--- BEGIN DATA LISTING ---

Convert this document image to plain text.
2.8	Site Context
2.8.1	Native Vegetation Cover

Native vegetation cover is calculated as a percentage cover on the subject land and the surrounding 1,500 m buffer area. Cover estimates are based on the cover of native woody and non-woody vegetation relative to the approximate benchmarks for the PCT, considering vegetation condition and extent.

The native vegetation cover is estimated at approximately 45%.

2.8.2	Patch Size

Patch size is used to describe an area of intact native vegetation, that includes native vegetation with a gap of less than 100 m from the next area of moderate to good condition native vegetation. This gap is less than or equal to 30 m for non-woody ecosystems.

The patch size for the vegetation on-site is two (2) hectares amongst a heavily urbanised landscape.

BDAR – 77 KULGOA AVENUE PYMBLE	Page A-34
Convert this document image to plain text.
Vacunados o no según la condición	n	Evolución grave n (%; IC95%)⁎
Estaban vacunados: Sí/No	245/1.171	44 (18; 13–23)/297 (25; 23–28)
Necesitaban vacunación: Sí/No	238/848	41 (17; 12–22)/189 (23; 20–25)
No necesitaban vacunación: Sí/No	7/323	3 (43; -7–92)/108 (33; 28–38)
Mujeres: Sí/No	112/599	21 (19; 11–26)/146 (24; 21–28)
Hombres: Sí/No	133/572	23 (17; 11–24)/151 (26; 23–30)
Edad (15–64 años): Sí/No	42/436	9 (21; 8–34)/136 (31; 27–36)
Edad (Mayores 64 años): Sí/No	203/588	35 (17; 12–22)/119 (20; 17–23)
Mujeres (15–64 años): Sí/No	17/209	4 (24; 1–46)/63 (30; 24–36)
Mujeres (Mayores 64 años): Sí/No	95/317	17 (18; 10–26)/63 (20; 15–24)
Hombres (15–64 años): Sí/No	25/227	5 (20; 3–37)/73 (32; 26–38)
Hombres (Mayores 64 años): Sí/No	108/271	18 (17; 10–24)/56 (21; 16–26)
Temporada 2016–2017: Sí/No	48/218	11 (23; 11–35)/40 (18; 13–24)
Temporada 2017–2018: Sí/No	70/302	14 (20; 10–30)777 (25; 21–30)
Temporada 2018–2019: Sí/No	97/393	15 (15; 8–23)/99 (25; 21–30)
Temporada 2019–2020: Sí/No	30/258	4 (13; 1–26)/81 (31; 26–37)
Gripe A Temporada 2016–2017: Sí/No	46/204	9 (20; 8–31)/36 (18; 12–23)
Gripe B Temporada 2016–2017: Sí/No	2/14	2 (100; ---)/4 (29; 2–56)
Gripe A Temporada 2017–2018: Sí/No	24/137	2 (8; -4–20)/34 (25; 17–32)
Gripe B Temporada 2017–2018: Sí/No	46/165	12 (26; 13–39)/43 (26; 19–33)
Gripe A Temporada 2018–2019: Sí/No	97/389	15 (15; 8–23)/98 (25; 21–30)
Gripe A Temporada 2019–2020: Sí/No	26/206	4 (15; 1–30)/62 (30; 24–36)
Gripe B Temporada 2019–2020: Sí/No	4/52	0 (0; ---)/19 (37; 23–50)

--- END DATA LISTING ---

Scan the entries above for the word "Edad" and collect each line holding it.

TASK SOLUTION:
Edad (15–64 años): Sí/No	42/436	9 (21; 8–34)/136 (31; 27–36)
Edad (Mayores 64 años): Sí/No	203/588	35 (17; 12–22)/119 (20; 17–23)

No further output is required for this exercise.